- Work request 1:
Answer these questions about the forum thread on CPUID and malware:
(a) According to the comment, what did CPUID once supply but no longer does?
(b) Which ASCII string does Xen expose via CPUID?
(c) What name does the answer give to the technique malware uses to determine whether a machine should be targeted?
- Work request 2: Summarize the forum thread on CPUID and malware in two sentences.

- Selected extract:
--- START ---

2

CPUID is an instruction that identifies CPU type and features.

Has there ever been a case of either targeting or the opposite - ignoring of specific CPUIDs by malware in the wild?

forest
  • 64,616
  • 20
  • 206
  • 257
Sir Muffington
  • 1,447
  • 2
  • 9
  • 22
  • Small nitpick, but CPUID is an instruction that can return quite a bit of information about a CPU depending on the contents of certain registers at the time the instruction is executed. It used to supply a serial number, but not anymore. Now it just gives the general type of the CPU and some features. – forest Mar 22 '22 at 20:56
  • 1
    @forest great point, feel free to edit the question – Sir Muffington Mar 22 '22 at 20:59

1 Answers1

2

Yes, malware sometimes does check CPUID. Reverse engineering of malware has found the use of CPUID as a form of execution guardrails, a technique used by malware to determine whether or not a machine should be targeted. By looking for signs that it is running in a virtual machine (Xen, for example, uses the ASCII string XenVMMXenVMM, exposed via CPUID), malware can attempt to evade reverse engineering or analysis by either refusing to execute, refusing to download a second stage payload, or confusing the analyst by performing dummy actions unrelated to its real purpose.

--- END ---

- Exercise data:
--- START ---

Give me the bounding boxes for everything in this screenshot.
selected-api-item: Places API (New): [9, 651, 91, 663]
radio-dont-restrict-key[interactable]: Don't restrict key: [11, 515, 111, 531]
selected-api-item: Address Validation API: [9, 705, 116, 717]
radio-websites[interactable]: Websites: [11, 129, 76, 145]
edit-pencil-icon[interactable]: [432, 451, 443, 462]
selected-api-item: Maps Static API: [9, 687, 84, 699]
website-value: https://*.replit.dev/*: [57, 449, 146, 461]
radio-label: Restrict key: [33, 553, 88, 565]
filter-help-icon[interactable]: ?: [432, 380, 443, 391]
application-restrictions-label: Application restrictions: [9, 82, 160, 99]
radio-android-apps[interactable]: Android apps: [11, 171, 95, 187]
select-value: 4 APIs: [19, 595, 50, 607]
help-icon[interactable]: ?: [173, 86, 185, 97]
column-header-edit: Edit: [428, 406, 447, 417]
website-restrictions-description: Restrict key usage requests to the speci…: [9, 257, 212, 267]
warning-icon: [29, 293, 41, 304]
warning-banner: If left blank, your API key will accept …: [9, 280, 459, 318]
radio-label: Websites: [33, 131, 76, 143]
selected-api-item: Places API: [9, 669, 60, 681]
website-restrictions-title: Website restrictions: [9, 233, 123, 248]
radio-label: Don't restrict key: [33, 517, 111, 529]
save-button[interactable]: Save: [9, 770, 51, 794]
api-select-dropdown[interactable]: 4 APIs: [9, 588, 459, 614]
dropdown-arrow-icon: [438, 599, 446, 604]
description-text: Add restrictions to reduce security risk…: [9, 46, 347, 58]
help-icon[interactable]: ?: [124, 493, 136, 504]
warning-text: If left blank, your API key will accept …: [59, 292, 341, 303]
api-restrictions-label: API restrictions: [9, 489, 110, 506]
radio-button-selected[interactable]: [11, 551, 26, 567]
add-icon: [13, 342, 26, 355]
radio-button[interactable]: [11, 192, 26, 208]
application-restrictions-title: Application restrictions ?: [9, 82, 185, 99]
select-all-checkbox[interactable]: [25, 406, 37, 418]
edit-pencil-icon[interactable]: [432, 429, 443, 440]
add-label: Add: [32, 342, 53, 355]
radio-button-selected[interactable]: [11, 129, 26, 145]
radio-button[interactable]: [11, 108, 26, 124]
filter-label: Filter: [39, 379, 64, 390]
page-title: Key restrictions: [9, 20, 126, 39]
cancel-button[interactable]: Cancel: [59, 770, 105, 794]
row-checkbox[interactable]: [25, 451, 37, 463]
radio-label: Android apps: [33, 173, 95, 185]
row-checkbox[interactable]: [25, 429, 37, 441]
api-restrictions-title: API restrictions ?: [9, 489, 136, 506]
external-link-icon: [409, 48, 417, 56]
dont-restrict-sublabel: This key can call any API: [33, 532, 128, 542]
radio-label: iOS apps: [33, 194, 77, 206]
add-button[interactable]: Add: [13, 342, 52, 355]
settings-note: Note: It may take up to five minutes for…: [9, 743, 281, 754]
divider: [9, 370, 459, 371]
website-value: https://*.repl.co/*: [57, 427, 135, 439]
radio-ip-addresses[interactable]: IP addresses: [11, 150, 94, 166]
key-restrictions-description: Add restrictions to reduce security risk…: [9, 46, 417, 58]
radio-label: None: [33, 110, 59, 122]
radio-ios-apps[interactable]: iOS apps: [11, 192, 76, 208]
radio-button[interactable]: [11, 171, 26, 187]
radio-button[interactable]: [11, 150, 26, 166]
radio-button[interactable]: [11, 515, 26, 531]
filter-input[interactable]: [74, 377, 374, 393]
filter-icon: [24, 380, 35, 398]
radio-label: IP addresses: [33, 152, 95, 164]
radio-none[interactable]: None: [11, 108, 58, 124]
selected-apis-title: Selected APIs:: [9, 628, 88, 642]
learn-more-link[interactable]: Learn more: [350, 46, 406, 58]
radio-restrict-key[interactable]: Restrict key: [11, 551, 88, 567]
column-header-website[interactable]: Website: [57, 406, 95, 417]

--- END ---

- Answer 1:
(a) A serial number.
(b) XenVMMXenVMM.
(c) Execution guardrails.

- Answer 2: A question asks whether malware in the wild has ever targeted or ignored specific CPUIDs, and a comment explains that CPUID returns information about a CPU depending on register contents and now gives only the general CPU type and some features rather than a serial number. The answer says malware does check CPUID as an execution guardrail, looking for signs of a virtual machine so it can evade analysis by refusing to execute, refusing to download a second stage payload, or performing dummy actions.